» Problem statement
Work out how many lines in the listing below include the word "历久弥坚". Give nothing but the number.

» Given entries

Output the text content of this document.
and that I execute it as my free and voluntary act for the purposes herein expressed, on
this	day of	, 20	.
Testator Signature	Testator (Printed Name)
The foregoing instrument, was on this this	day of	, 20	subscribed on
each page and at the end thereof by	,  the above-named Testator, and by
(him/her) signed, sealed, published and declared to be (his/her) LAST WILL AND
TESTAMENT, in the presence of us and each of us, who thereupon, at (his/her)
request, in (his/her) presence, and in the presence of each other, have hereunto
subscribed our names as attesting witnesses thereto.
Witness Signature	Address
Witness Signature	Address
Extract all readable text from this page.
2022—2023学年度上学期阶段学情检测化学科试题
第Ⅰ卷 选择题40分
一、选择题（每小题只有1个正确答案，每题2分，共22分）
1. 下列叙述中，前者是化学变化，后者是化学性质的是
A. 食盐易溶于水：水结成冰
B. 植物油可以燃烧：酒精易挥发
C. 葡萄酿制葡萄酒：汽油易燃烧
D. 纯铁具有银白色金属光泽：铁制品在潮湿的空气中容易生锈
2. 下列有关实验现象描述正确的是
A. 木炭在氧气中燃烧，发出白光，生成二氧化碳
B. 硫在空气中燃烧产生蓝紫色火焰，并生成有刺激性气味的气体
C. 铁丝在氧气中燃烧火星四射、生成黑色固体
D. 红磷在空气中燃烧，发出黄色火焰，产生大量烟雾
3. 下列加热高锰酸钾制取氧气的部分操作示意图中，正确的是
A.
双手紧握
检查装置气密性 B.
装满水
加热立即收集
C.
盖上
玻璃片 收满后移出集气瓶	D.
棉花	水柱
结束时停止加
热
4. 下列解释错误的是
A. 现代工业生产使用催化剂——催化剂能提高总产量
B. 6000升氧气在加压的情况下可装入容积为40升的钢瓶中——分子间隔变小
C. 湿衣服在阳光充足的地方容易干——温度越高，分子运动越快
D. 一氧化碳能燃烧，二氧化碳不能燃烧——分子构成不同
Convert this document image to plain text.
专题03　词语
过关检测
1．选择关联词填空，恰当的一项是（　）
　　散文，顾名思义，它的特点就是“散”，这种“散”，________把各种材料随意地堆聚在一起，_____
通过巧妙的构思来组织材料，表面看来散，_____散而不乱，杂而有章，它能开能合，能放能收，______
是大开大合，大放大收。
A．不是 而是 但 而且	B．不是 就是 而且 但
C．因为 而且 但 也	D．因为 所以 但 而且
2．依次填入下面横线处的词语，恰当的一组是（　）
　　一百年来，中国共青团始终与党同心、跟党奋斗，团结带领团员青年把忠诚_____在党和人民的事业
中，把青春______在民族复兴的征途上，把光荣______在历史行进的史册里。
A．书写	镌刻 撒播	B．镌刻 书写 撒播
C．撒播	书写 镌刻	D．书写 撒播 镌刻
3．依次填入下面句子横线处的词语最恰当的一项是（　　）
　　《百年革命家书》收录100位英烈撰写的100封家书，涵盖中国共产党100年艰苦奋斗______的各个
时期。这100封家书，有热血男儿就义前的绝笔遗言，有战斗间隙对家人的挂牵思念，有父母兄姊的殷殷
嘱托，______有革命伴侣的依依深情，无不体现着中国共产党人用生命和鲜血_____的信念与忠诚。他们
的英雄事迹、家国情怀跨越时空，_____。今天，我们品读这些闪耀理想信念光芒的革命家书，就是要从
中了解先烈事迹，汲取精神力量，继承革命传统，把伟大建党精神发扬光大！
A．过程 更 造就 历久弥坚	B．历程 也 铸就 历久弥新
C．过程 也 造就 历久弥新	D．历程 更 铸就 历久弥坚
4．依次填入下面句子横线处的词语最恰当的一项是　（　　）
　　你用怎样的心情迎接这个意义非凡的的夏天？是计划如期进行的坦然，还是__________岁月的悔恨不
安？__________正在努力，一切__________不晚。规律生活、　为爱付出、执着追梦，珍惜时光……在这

» Task answer
2